Stored records
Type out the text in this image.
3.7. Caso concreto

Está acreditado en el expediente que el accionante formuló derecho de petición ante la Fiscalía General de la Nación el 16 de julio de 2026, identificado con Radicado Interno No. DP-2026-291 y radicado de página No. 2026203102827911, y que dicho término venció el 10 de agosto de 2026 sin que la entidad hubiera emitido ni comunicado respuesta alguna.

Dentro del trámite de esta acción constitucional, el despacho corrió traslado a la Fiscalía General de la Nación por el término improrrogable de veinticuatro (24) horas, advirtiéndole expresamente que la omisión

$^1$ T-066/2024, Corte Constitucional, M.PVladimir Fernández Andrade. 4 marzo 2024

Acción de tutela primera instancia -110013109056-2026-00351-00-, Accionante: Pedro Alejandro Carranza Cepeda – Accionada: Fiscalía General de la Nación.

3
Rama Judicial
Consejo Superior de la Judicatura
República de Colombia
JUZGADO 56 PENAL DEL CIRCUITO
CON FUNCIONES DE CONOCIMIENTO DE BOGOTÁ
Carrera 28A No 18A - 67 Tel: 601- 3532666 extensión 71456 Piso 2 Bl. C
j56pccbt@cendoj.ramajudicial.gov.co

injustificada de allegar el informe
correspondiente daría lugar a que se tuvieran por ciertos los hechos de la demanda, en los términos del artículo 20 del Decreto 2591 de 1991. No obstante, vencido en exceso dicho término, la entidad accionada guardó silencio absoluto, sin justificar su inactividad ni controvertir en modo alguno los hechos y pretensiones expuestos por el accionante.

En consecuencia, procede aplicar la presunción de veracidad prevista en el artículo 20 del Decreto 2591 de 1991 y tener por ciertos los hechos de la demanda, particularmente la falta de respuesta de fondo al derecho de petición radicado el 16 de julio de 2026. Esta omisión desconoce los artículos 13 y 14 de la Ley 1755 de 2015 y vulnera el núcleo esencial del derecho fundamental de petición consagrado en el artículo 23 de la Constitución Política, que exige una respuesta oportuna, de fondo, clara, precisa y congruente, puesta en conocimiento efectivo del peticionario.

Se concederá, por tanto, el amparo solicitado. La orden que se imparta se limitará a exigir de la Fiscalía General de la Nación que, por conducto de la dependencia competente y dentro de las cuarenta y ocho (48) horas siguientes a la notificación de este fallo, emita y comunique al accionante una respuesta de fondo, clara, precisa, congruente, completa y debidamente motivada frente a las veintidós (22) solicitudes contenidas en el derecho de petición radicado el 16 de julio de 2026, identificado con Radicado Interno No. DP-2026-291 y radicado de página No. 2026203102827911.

• PROBLEM STATEMENT: Determine how many lines include the string "respuesta". Give no answer but the number.

• OUTPUT FOR THIS EXERCISE: 3